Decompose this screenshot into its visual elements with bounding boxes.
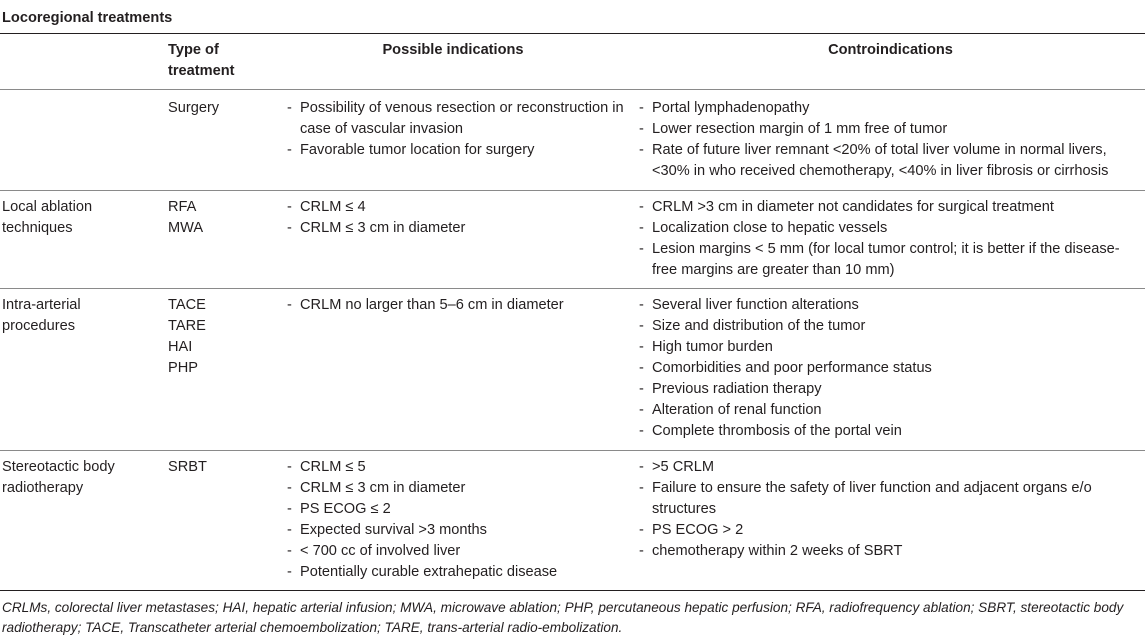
contraindication-item: - Localization close to hepatic vessels bbox=[639, 218, 1144, 239]
indication-item: - < 700 cc of involved liver bbox=[287, 541, 632, 562]
type-label: PHP bbox=[168, 360, 199, 376]
indication-item: - Potentially curable extrahepatic disease bbox=[287, 562, 632, 583]
contraindication-item: - Lesion margins < 5 mm (for local tumor control; it is better if the disease-free margins are greater than 10 mm) bbox=[639, 239, 1144, 281]
contraindication-item: - High tumor burden bbox=[639, 337, 1144, 358]
row-types bbox=[168, 295, 268, 379]
indications-list bbox=[287, 457, 632, 583]
contraindication-item: - PS ECOG > 2 bbox=[639, 520, 1144, 541]
contraindications-list bbox=[639, 295, 1144, 442]
row-category: Local ablation techniques bbox=[2, 199, 93, 236]
contraindication-item: - Lower resection margin of 1 mm free of tumor bbox=[639, 119, 1144, 140]
type-label: MWA bbox=[168, 220, 204, 236]
contraindication-item: - Alteration of renal function bbox=[639, 400, 1144, 421]
header-type: Type of treatment bbox=[168, 42, 235, 79]
table-footnote: CRLMs, colorectal liver metastases; HAI, hepatic arterial infusion; MWA, microwave ablation; PHP, percutaneous hepatic perfusion; RFA, radiofrequency ablation; SBRT, stereotactic body radiotherapy; TACE, Transcatheter arterial chemoembolization; TARE, trans-arterial radio-embolization. bbox=[2, 600, 1124, 635]
contraindication-item: - Complete thrombosis of the portal vein bbox=[639, 421, 1144, 442]
row-category: Stereotactic body radiotherapy bbox=[2, 459, 115, 496]
header-bottom-rule bbox=[0, 89, 1145, 90]
indication-item: - Favorable tumor location for surgery bbox=[287, 140, 632, 161]
indication-item: - CRLM no larger than 5–6 cm in diameter bbox=[287, 295, 632, 316]
indications-list bbox=[287, 197, 632, 239]
contraindication-item: - Failure to ensure the safety of liver function and adjacent organs e/o structures bbox=[639, 478, 1144, 520]
row-types bbox=[168, 197, 268, 239]
contraindication-item: - Rate of future liver remnant <20% of total liver volume in normal livers, <30% in who received chemotherapy, <40% in liver fibrosis or cirrhosis bbox=[639, 140, 1144, 182]
type-label: TARE bbox=[168, 318, 206, 334]
indication-item: - CRLM ≤ 3 cm in diameter bbox=[287, 478, 632, 499]
contraindication-item: - Comorbidities and poor performance status bbox=[639, 358, 1144, 379]
indication-item: - Expected survival >3 months bbox=[287, 520, 632, 541]
type-label: RFA bbox=[168, 199, 197, 215]
header-top-rule bbox=[0, 33, 1145, 34]
contraindication-item: - CRLM >3 cm in diameter not candidates for surgical treatment bbox=[639, 197, 1144, 218]
type-label: Surgery bbox=[168, 100, 220, 116]
header-contraindications: Controindications bbox=[828, 42, 953, 58]
row-divider bbox=[0, 450, 1145, 451]
indication-item: - CRLM ≤ 5 bbox=[287, 457, 632, 478]
header-indications: Possible indications bbox=[382, 42, 524, 58]
row-types bbox=[168, 98, 268, 119]
row-types bbox=[168, 457, 268, 478]
type-label: SRBT bbox=[168, 459, 207, 475]
type-label: TACE bbox=[168, 297, 206, 313]
indication-item: - CRLM ≤ 4 bbox=[287, 197, 632, 218]
indication-item: - PS ECOG ≤ 2 bbox=[287, 499, 632, 520]
contraindication-item: - Previous radiation therapy bbox=[639, 379, 1144, 400]
contraindications-list bbox=[639, 98, 1144, 182]
table-bottom-rule bbox=[0, 590, 1145, 591]
contraindication-item: - >5 CRLM bbox=[639, 457, 1144, 478]
contraindication-item: - Portal lymphadenopathy bbox=[639, 98, 1144, 119]
contraindications-list bbox=[639, 197, 1144, 281]
row-divider bbox=[0, 288, 1145, 289]
table-title: Locoregional treatments bbox=[2, 10, 173, 26]
row-category: Intra-arterial procedures bbox=[2, 297, 81, 334]
indications-list bbox=[287, 98, 632, 161]
type-label: HAI bbox=[168, 339, 193, 355]
indication-item: - Possibility of venous resection or reconstruction in case of vascular invasion bbox=[287, 98, 632, 140]
indications-list bbox=[287, 295, 632, 316]
contraindications-list bbox=[639, 457, 1144, 562]
contraindication-item: - Size and distribution of the tumor bbox=[639, 316, 1144, 337]
contraindication-item: - Several liver function alterations bbox=[639, 295, 1144, 316]
indication-item: - CRLM ≤ 3 cm in diameter bbox=[287, 218, 632, 239]
row-divider bbox=[0, 190, 1145, 191]
contraindication-item: - chemotherapy within 2 weeks of SBRT bbox=[639, 541, 1144, 562]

----------

EXERCISE DIRECTIONS. If a line holds the string "chemotherapy", it counts; please state how many such lines there are in the data, with nothing more.

ANSWER BOX. 2